## YOUR OBJECTIVE
Each line that follows is to be retyped exactly.

## ROWS
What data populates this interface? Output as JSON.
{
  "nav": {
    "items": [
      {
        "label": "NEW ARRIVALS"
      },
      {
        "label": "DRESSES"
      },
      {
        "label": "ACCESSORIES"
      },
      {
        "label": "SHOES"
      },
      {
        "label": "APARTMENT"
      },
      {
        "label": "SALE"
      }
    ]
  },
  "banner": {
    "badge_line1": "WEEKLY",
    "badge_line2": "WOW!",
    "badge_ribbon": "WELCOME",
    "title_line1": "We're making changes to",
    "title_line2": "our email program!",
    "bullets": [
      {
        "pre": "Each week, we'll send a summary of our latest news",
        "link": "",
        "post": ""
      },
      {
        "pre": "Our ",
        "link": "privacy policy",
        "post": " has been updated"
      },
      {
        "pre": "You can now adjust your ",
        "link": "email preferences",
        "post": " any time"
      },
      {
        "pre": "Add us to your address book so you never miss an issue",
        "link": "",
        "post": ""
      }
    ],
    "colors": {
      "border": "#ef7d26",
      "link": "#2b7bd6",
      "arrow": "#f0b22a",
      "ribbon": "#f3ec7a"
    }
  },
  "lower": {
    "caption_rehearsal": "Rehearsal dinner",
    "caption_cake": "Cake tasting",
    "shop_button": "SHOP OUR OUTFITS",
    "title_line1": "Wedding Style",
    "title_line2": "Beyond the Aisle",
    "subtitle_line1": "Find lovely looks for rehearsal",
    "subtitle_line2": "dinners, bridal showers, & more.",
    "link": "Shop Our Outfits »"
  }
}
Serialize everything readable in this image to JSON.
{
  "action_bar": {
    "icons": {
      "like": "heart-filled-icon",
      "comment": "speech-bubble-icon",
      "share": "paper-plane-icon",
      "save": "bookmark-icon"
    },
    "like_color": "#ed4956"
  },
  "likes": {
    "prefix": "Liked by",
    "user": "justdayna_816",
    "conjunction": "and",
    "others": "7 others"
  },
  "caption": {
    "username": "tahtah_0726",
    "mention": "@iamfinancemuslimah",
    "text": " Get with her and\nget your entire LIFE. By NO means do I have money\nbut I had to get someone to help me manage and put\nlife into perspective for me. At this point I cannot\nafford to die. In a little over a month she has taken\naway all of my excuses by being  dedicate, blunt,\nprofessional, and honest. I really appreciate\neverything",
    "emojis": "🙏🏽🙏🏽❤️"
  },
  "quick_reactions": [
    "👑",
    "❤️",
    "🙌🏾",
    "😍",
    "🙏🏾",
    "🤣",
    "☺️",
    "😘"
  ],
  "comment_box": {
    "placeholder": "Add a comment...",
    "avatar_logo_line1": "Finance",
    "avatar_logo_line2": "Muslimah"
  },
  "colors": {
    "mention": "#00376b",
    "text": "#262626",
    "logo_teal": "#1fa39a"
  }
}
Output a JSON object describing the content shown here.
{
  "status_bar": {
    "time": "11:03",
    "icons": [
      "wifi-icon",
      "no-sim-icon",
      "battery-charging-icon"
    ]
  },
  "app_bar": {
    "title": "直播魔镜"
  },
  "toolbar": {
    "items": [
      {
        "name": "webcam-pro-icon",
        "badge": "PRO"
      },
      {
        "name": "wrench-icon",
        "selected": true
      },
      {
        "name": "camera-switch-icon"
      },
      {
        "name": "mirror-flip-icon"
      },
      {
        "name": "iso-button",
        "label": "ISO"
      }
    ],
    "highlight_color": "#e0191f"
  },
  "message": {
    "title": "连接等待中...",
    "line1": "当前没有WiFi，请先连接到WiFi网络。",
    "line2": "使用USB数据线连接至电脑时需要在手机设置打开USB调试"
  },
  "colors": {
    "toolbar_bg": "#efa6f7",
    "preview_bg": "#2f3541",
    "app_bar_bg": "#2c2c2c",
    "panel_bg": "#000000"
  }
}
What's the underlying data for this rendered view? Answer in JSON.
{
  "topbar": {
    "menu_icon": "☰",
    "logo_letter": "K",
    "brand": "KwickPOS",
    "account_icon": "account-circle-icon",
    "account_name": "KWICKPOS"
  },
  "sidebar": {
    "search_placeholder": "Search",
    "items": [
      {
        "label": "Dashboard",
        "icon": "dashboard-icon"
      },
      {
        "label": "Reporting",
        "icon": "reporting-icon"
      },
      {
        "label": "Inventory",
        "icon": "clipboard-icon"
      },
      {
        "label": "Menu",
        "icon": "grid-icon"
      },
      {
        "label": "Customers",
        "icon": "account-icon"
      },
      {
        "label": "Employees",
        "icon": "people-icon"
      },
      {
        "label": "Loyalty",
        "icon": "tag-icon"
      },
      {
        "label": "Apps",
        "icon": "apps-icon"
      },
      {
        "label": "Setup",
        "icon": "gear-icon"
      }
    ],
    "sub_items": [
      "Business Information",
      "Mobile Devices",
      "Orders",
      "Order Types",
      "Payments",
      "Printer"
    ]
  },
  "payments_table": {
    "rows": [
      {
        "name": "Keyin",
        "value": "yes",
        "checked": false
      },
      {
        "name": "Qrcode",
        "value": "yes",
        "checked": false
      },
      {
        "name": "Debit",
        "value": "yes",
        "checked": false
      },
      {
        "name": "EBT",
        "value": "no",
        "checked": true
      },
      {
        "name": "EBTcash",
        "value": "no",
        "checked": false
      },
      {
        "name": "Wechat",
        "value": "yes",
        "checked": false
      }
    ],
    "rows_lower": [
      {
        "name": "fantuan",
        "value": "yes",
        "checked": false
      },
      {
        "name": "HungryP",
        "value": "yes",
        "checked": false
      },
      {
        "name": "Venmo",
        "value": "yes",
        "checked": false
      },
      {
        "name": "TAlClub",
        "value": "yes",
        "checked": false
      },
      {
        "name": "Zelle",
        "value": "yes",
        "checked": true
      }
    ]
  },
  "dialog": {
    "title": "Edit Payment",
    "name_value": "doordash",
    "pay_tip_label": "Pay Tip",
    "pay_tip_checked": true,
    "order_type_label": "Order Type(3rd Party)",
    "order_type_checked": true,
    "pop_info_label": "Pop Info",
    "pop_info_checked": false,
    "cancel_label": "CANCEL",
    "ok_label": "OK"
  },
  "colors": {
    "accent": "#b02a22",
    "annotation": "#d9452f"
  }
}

## SOLVED EXERCISE
What data populates this interface? Output as JSON.
{
  "nav": {
    "items": [
      {
        "label": "NEW ARRIVALS"
      },
      {
        "label": "DRESSES"
      },
      {
        "label": "ACCESSORIES"
      },
      {
        "label": "SHOES"
      },
      {
        "label": "APARTMENT"
      },
      {
        "label": "SALE"
      }
    ]
  },
  "banner": {
    "badge_line1": "WEEKLY",
    "badge_line2": "WOW!",
    "badge_ribbon": "WELCOME",
    "title_line1": "We're making changes to",
    "title_line2": "our email program!",
    "bullets": [
      {
        "pre": "Each week, we'll send a summary of our latest news",
        "link": "",
        "post": ""
      },
      {
        "pre": "Our ",
        "link": "privacy policy",
        "post": " has been updated"
      },
      {
        "pre": "You can now adjust your ",
        "link": "email preferences",
        "post": " any time"
      },
      {
        "pre": "Add us to your address book so you never miss an issue",
        "link": "",
        "post": ""
      }
    ],
    "colors": {
      "border": "#ef7d26",
      "link": "#2b7bd6",
      "arrow": "#f0b22a",
      "ribbon": "#f3ec7a"
    }
  },
  "lower": {
    "caption_rehearsal": "Rehearsal dinner",
    "caption_cake": "Cake tasting",
    "shop_button": "SHOP OUR OUTFITS",
    "title_line1": "Wedding Style",
    "title_line2": "Beyond the Aisle",
    "subtitle_line1": "Find lovely looks for rehearsal",
    "subtitle_line2": "dinners, bridal showers, & more.",
    "link": "Shop Our Outfits »"
  }
}
Serialize everything readable in this image to JSON.
{
  "action_bar": {
    "icons": {
      "like": "heart-filled-icon",
      "comment": "speech-bubble-icon",
      "share": "paper-plane-icon",
      "save": "bookmark-icon"
    },
    "like_color": "#ed4956"
  },
  "likes": {
    "prefix": "Liked by",
    "user": "justdayna_816",
    "conjunction": "and",
    "others": "7 others"
  },
  "caption": {
    "username": "tahtah_0726",
    "mention": "@iamfinancemuslimah",
    "text": " Get with her and\nget your entire LIFE. By NO means do I have money\nbut I had to get someone to help me manage and put\nlife into perspective for me. At this point I cannot\nafford to die. In a little over a month she has taken\naway all of my excuses by being  dedicate, blunt,\nprofessional, and honest. I really appreciate\neverything",
    "emojis": "🙏🏽🙏🏽❤️"
  },
  "quick_reactions": [
    "👑",
    "❤️",
    "🙌🏾",
    "😍",
    "🙏🏾",
    "🤣",
    "☺️",
    "😘"
  ],
  "comment_box": {
    "placeholder": "Add a comment...",
    "avatar_logo_line1": "Finance",
    "avatar_logo_line2": "Muslimah"
  },
  "colors": {
    "mention": "#00376b",
    "text": "#262626",
    "logo_teal": "#1fa39a"
  }
}
Output a JSON object describing the content shown here.
{
  "status_bar": {
    "time": "11:03",
    "icons": [
      "wifi-icon",
      "no-sim-icon",
      "battery-charging-icon"
    ]
  },
  "app_bar": {
    "title": "直播魔镜"
  },
  "toolbar": {
    "items": [
      {
        "name": "webcam-pro-icon",
        "badge": "PRO"
      },
      {
        "name": "wrench-icon",
        "selected": true
      },
      {
        "name": "camera-switch-icon"
      },
      {
        "name": "mirror-flip-icon"
      },
      {
        "name": "iso-button",
        "label": "ISO"
      }
    ],
    "highlight_color": "#e0191f"
  },
  "message": {
    "title": "连接等待中...",
    "line1": "当前没有WiFi，请先连接到WiFi网络。",
    "line2": "使用USB数据线连接至电脑时需要在手机设置打开USB调试"
  },
  "colors": {
    "toolbar_bg": "#efa6f7",
    "preview_bg": "#2f3541",
    "app_bar_bg": "#2c2c2c",
    "panel_bg": "#000000"
  }
}
What's the underlying data for this rendered view? Answer in JSON.
{
  "topbar": {
    "menu_icon": "☰",
    "logo_letter": "K",
    "brand": "KwickPOS",
    "account_icon": "account-circle-icon",
    "account_name": "KWICKPOS"
  },
  "sidebar": {
    "search_placeholder": "Search",
    "items": [
      {
        "label": "Dashboard",
        "icon": "dashboard-icon"
      },
      {
        "label": "Reporting",
        "icon": "reporting-icon"
      },
      {
        "label": "Inventory",
        "icon": "clipboard-icon"
      },
      {
        "label": "Menu",
        "icon": "grid-icon"
      },
      {
        "label": "Customers",
        "icon": "account-icon"
      },
      {
        "label": "Employees",
        "icon": "people-icon"
      },
      {
        "label": "Loyalty",
        "icon": "tag-icon"
      },
      {
        "label": "Apps",
        "icon": "apps-icon"
      },
      {
        "label": "Setup",
        "icon": "gear-icon"
      }
    ],
    "sub_items": [
      "Business Information",
      "Mobile Devices",
      "Orders",
      "Order Types",
      "Payments",
      "Printer"
    ]
  },
  "payments_table": {
    "rows": [
      {
        "name": "Keyin",
        "value": "yes",
        "checked": false
      },
      {
        "name": "Qrcode",
        "value": "yes",
        "checked": false
      },
      {
        "name": "Debit",
        "value": "yes",
        "checked": false
      },
      {
        "name": "EBT",
        "value": "no",
        "checked": true
      },
      {
        "name": "EBTcash",
        "value": "no",
        "checked": false
      },
      {
        "name": "Wechat",
        "value": "yes",
        "checked": false
      }
    ],
    "rows_lower": [
      {
        "name": "fantuan",
        "value": "yes",
        "checked": false
      },
      {
        "name": "HungryP",
        "value": "yes",
        "checked": false
      },
      {
        "name": "Venmo",
        "value": "yes",
        "checked": false
      },
      {
        "name": "TAlClub",
        "value": "yes",
        "checked": false
      },
      {
        "name": "Zelle",
        "value": "yes",
        "checked": true
      }
    ]
  },
  "dialog": {
    "title": "Edit Payment",
    "name_value": "doordash",
    "pay_tip_label": "Pay Tip",
    "pay_tip_checked": true,
    "order_type_label": "Order Type(3rd Party)",
    "order_type_checked": true,
    "pop_info_label": "Pop Info",
    "pop_info_checked": false,
    "cancel_label": "CANCEL",
    "ok_label": "OK"
  },
  "colors": {
    "accent": "#b02a22",
    "annotation": "#d9452f"
  }
}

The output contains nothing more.